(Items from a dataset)
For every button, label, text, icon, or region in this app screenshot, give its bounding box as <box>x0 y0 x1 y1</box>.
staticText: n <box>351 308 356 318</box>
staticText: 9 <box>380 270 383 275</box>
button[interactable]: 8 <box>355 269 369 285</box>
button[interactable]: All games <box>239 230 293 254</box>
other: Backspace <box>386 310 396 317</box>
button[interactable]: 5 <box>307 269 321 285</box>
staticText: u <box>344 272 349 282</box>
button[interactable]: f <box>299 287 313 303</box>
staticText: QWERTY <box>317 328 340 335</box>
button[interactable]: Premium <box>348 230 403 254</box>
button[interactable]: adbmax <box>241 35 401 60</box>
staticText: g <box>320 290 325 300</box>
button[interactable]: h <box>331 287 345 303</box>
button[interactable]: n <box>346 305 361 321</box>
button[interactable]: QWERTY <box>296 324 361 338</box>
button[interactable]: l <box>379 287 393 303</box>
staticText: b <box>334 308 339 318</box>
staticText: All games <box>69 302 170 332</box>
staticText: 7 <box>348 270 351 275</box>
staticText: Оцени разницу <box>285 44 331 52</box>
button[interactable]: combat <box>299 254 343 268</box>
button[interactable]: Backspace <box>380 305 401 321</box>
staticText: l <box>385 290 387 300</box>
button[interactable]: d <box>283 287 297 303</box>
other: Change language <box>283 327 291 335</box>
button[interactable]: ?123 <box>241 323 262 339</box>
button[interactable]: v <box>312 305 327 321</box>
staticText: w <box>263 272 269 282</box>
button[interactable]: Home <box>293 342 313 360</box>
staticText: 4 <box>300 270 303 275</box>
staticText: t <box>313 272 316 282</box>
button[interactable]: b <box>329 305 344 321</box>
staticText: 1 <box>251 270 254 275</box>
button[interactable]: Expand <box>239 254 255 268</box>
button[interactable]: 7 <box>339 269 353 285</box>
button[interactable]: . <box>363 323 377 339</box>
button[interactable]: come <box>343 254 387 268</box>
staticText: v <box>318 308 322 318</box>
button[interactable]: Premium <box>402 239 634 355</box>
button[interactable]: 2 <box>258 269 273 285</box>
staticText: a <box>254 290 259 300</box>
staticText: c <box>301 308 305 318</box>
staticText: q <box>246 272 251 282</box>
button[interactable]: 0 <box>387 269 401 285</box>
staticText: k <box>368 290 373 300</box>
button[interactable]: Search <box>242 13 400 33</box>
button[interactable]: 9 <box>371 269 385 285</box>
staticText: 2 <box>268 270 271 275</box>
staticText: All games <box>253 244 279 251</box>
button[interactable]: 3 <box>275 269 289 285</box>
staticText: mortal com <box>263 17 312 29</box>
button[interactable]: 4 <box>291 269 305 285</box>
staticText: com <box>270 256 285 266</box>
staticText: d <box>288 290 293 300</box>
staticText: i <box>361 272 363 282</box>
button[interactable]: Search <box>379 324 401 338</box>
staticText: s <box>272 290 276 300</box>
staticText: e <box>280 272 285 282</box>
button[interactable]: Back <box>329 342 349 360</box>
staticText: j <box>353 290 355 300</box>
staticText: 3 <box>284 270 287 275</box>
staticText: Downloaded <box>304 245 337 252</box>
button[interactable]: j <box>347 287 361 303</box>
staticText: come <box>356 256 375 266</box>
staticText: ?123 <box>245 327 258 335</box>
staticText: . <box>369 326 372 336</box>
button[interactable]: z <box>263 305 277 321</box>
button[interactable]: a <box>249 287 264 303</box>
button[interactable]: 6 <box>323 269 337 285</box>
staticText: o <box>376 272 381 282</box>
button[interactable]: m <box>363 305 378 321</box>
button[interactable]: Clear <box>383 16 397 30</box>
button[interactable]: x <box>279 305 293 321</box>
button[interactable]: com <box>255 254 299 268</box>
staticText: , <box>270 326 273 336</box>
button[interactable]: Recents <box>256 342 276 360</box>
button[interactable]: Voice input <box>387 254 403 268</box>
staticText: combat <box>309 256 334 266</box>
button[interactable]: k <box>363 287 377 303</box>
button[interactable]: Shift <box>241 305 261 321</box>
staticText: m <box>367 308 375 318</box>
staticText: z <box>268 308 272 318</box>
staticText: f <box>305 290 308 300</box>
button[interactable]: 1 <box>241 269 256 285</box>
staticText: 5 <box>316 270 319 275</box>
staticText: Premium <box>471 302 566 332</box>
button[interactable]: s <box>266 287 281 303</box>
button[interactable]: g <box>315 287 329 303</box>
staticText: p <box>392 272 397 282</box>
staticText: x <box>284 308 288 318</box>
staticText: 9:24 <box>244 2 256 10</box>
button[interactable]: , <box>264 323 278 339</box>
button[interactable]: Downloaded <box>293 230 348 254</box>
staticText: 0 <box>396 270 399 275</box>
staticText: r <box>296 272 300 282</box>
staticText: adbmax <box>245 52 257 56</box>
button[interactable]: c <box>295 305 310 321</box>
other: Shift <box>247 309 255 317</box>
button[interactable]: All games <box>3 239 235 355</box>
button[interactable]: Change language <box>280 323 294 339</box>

▸ **Directive**:
How many lines of the data contain the string "games"? Give only the number.

▸ **Task result**:
4